START Information given

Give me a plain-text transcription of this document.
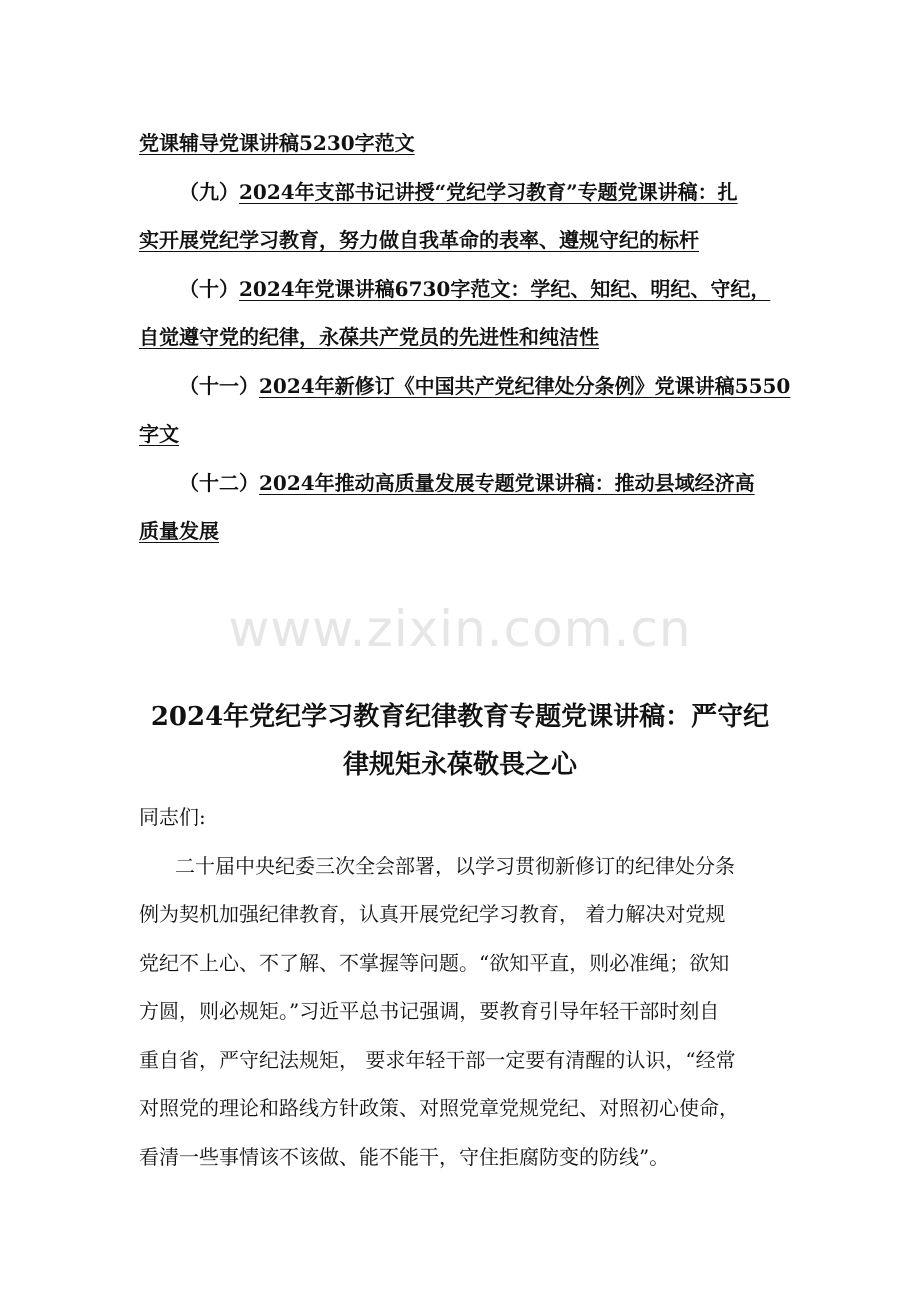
党课辅导党课讲稿5230字范文

（九）2024年支部书记讲授“党纪学习教育”专题党课讲稿：扎

实开展党纪学习教育，努力做自我革命的表率、遵规守纪的标杆

（十）2024年党课讲稿6730字范文：学纪、知纪、明纪、守纪，

自觉遵守党的纪律，永葆共产党员的先进性和纯洁性

（十一）2024年新修订《中国共产党纪律处分条例》党课讲稿5550

字文

（十二）2024年推动高质量发展专题党课讲稿：推动县域经济高

质量发展

www.zixin.com.cn
2024年党纪学习教育纪律教育专题党课讲稿：严守纪
律规矩永葆敬畏之心

同志们:

二十届中央纪委三次全会部署，以学习贯彻新修订的纪律处分条

例为契机加强纪律教育，认真开展党纪学习教育， 着力解决对党规

党纪不上心、不了解、不掌握等问题。“欲知平直，则必准绳；欲知

方圆，则必规矩。”习近平总书记强调，要教育引导年轻干部时刻自

重自省，严守纪法规矩， 要求年轻干部一定要有清醒的认识，“经常

对照党的理论和路线方针政策、对照党章党规党纪、对照初心使命，

看清一些事情该不该做、能不能干，守住拒腐防变的防线”。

END Information given

## What is expected
Take the listing above and print it exactly, apart from the pictures.

## Response below
Give me a plain-text transcription of this document.
党课辅导党课讲稿5230字范文

（九）2024年支部书记讲授“党纪学习教育”专题党课讲稿：扎

实开展党纪学习教育，努力做自我革命的表率、遵规守纪的标杆

（十）2024年党课讲稿6730字范文：学纪、知纪、明纪、守纪，

自觉遵守党的纪律，永葆共产党员的先进性和纯洁性

（十一）2024年新修订《中国共产党纪律处分条例》党课讲稿5550

字文

（十二）2024年推动高质量发展专题党课讲稿：推动县域经济高

质量发展

www.zixin.com.cn
2024年党纪学习教育纪律教育专题党课讲稿：严守纪
律规矩永葆敬畏之心

同志们:

二十届中央纪委三次全会部署，以学习贯彻新修订的纪律处分条

例为契机加强纪律教育，认真开展党纪学习教育， 着力解决对党规

党纪不上心、不了解、不掌握等问题。“欲知平直，则必准绳；欲知

方圆，则必规矩。”习近平总书记强调，要教育引导年轻干部时刻自

重自省，严守纪法规矩， 要求年轻干部一定要有清醒的认识，“经常

对照党的理论和路线方针政策、对照党章党规党纪、对照初心使命，

看清一些事情该不该做、能不能干，守住拒腐防变的防线”。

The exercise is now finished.